§ **Exercise goal**
In the data below, find every line that has the string "type", and copy it.

§ **Structured figure records**
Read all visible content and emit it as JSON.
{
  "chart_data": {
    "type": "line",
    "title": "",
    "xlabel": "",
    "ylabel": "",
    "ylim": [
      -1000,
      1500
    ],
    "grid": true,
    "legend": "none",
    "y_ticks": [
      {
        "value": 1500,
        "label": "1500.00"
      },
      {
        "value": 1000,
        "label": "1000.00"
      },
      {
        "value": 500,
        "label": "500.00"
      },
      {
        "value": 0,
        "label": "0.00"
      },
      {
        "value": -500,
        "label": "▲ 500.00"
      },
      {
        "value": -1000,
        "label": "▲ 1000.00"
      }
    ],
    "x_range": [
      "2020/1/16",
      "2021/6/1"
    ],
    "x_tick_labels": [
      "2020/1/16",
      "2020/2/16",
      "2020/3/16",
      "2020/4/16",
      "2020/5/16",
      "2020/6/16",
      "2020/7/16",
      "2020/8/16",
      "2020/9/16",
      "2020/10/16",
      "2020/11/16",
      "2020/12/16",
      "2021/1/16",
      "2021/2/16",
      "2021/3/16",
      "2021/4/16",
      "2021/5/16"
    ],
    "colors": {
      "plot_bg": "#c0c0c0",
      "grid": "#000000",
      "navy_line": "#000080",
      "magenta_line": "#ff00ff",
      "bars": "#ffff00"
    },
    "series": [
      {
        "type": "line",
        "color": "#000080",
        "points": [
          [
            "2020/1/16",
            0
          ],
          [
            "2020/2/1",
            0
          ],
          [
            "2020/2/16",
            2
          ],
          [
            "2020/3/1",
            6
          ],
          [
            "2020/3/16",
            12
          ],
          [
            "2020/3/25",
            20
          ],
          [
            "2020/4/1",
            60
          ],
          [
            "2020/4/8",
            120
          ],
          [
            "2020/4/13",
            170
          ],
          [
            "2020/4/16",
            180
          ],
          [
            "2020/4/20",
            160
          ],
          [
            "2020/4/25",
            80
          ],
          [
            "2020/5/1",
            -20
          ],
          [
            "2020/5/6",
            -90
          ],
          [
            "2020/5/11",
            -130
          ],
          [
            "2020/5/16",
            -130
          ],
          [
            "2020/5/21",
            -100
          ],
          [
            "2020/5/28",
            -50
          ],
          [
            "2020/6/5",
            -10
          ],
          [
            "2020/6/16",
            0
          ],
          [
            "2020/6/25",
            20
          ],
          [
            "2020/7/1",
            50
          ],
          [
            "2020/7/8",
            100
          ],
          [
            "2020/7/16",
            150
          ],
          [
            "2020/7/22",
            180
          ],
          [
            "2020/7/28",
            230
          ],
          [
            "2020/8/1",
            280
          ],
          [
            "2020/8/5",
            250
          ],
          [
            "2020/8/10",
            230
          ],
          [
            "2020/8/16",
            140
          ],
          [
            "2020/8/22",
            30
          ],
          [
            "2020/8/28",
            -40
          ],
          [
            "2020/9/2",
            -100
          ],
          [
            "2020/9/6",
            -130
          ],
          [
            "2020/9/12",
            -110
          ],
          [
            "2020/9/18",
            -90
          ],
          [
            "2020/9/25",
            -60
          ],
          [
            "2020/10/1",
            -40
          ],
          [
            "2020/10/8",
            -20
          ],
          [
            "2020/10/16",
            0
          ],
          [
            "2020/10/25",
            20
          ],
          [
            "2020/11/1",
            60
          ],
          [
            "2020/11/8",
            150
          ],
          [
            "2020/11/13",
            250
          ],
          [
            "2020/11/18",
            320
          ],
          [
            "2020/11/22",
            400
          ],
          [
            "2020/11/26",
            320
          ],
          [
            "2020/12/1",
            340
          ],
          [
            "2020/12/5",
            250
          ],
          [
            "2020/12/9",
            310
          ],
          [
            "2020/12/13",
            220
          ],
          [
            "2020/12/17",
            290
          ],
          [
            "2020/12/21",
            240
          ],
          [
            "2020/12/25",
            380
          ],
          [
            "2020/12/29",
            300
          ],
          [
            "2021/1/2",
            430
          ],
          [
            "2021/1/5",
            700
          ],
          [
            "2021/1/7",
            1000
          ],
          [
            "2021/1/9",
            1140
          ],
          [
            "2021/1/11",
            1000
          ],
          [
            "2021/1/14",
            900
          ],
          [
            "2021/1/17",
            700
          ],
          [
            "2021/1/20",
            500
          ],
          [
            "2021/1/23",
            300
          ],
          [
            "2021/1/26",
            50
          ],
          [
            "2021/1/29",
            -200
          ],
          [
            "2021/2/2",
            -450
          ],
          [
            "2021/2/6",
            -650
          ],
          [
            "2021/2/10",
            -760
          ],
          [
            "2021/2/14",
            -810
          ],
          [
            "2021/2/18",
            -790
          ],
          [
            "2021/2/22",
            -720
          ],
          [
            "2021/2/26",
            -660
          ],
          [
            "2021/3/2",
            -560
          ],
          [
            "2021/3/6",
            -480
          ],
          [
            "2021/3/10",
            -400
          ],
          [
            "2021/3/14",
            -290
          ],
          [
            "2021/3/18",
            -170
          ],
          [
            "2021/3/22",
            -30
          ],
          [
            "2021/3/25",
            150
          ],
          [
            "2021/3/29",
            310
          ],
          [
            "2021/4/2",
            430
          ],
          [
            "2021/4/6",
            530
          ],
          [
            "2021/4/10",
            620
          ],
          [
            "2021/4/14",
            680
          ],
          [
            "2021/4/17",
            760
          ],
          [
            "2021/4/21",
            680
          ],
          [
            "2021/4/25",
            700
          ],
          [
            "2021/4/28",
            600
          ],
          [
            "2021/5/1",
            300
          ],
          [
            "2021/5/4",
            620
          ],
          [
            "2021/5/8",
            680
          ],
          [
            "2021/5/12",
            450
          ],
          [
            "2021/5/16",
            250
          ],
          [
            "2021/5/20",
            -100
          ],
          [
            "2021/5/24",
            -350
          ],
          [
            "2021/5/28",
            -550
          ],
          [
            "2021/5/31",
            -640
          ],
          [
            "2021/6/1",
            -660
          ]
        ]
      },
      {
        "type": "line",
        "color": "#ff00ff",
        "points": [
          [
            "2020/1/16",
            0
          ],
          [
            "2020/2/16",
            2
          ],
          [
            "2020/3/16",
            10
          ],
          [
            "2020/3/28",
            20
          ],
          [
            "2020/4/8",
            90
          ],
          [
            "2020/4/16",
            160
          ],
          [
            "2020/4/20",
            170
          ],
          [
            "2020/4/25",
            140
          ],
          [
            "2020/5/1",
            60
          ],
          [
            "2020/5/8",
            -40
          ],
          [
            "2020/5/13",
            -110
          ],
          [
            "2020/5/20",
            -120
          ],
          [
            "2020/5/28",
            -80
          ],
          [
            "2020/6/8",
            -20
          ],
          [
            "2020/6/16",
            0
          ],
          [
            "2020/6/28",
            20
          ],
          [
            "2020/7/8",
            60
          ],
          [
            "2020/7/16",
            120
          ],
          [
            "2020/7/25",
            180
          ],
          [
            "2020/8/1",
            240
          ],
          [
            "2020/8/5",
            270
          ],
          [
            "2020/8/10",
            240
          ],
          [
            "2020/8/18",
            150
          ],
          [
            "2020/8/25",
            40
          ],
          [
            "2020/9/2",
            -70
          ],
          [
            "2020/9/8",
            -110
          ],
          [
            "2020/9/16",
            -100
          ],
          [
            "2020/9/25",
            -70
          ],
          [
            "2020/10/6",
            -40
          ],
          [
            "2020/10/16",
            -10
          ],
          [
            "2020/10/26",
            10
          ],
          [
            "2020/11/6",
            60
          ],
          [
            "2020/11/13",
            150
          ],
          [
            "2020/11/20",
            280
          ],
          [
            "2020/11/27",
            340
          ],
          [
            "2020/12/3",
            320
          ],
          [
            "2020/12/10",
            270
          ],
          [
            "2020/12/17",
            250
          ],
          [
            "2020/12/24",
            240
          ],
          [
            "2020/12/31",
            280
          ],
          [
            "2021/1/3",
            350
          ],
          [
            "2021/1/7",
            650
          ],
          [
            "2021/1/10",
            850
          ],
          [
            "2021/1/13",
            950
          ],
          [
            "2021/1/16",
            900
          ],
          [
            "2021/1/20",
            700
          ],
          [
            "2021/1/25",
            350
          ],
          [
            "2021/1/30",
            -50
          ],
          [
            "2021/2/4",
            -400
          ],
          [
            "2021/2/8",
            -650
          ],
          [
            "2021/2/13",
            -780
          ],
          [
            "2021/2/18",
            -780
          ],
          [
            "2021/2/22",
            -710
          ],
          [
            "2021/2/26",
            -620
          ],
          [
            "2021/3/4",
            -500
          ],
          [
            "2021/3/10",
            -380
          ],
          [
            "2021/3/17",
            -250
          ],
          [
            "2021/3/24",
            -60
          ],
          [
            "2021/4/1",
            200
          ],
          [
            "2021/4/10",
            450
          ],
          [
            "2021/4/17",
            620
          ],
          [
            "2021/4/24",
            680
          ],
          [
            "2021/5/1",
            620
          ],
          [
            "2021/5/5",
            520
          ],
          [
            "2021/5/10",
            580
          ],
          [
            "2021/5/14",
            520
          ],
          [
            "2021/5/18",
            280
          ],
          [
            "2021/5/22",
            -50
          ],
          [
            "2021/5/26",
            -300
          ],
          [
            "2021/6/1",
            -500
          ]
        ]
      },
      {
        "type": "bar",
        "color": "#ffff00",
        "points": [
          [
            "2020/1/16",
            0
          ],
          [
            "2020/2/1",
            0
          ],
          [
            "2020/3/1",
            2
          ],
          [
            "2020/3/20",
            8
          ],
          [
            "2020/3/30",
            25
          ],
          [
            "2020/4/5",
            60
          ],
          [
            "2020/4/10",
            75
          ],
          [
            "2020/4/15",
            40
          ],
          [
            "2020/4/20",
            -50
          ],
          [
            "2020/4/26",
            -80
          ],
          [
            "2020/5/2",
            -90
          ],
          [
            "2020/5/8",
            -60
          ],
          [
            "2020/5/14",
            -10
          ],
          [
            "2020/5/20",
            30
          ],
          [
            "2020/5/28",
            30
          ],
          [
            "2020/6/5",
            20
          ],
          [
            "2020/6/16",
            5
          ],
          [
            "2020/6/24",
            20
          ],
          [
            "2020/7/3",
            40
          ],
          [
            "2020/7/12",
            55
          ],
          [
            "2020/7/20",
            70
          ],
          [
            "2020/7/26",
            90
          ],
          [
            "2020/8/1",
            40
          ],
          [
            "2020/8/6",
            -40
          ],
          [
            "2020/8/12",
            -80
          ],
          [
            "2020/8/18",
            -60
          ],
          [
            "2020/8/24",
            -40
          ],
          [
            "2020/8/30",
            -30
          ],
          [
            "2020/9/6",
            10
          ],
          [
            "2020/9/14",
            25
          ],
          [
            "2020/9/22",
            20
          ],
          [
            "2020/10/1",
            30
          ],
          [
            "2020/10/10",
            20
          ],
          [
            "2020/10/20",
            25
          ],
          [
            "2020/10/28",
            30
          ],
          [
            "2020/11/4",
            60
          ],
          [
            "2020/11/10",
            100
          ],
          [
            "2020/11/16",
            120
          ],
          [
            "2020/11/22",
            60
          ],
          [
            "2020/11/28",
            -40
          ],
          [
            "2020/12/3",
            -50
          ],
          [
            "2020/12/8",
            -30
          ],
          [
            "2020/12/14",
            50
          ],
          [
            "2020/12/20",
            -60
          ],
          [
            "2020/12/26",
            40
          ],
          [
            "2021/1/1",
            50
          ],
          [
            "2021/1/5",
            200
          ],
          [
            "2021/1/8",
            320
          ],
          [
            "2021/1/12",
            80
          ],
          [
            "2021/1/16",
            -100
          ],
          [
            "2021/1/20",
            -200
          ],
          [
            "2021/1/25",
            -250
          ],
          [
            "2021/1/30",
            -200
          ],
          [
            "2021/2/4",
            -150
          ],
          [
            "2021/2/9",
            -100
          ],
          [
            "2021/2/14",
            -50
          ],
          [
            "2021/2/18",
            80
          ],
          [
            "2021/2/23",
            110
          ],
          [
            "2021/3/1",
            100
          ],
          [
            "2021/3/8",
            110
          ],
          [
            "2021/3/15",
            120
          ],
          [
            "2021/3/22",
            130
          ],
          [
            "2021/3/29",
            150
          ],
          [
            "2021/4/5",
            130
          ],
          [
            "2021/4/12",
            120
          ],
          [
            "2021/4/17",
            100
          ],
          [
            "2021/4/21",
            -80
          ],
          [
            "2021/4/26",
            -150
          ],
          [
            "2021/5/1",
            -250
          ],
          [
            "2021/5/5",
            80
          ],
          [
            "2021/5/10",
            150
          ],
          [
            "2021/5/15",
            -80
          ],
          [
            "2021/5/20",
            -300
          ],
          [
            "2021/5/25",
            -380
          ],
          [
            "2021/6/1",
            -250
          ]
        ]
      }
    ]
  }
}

§ **Answer**
    "type": "line",
        "type": "line",
        "type": "line",
        "type": "bar",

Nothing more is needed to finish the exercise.